§ **Instructions to follow**: Note each line that includes the word "Enter". Copy those lines.

§ **Data for processing**:
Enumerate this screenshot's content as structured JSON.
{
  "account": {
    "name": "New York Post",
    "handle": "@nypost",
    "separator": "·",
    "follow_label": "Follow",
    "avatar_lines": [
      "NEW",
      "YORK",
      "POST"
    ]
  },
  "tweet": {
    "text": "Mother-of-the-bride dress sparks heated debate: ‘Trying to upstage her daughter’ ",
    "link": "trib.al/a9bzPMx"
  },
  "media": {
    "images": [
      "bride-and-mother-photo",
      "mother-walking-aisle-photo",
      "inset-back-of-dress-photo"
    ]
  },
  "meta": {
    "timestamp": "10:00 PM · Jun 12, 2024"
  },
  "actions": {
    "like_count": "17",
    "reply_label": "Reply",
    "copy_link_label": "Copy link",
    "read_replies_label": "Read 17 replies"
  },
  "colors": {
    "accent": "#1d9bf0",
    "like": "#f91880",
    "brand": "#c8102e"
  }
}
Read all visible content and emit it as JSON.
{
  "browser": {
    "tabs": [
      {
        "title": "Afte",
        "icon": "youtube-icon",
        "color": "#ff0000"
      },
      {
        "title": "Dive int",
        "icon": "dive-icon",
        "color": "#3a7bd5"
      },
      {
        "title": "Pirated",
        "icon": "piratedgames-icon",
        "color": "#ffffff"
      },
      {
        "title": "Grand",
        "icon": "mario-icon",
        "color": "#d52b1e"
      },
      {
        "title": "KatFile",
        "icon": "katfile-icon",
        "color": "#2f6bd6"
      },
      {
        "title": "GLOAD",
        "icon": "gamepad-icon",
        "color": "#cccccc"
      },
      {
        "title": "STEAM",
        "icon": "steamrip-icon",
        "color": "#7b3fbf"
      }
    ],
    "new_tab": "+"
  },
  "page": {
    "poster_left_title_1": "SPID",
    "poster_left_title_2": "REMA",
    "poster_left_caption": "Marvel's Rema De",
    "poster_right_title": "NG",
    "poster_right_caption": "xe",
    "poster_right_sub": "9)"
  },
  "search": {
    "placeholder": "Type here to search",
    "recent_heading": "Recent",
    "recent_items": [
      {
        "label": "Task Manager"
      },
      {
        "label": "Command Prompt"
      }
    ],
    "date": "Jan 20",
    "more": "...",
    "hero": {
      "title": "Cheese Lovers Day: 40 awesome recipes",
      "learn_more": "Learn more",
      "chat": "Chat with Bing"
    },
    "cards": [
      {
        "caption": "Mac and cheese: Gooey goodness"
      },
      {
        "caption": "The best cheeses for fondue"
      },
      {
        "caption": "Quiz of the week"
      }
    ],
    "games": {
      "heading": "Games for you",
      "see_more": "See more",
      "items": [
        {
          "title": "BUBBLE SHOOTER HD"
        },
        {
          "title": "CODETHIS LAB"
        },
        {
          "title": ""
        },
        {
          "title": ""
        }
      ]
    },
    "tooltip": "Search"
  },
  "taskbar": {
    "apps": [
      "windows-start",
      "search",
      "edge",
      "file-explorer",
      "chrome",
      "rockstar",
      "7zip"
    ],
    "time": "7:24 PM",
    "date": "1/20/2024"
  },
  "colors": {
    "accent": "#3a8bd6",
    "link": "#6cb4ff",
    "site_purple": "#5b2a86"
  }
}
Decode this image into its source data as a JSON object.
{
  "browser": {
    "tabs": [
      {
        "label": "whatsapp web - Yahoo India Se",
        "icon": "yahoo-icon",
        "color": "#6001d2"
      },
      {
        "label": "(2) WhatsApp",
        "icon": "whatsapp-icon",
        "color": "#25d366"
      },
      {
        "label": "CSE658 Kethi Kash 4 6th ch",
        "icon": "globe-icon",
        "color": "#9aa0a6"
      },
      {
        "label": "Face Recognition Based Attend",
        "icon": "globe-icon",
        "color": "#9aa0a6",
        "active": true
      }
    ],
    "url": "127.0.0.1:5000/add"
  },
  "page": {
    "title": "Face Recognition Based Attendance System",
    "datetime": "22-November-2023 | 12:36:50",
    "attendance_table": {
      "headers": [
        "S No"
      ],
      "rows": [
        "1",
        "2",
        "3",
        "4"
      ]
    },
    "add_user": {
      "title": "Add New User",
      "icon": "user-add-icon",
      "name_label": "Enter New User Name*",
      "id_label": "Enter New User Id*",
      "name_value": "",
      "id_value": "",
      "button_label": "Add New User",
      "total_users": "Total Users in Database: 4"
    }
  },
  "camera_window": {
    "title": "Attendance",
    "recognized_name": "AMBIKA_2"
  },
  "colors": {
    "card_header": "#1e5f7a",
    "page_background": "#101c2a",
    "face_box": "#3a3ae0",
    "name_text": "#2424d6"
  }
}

§ **Problem solution**:
      "name_label": "Enter New User Name*",
      "id_label": "Enter New User Id*",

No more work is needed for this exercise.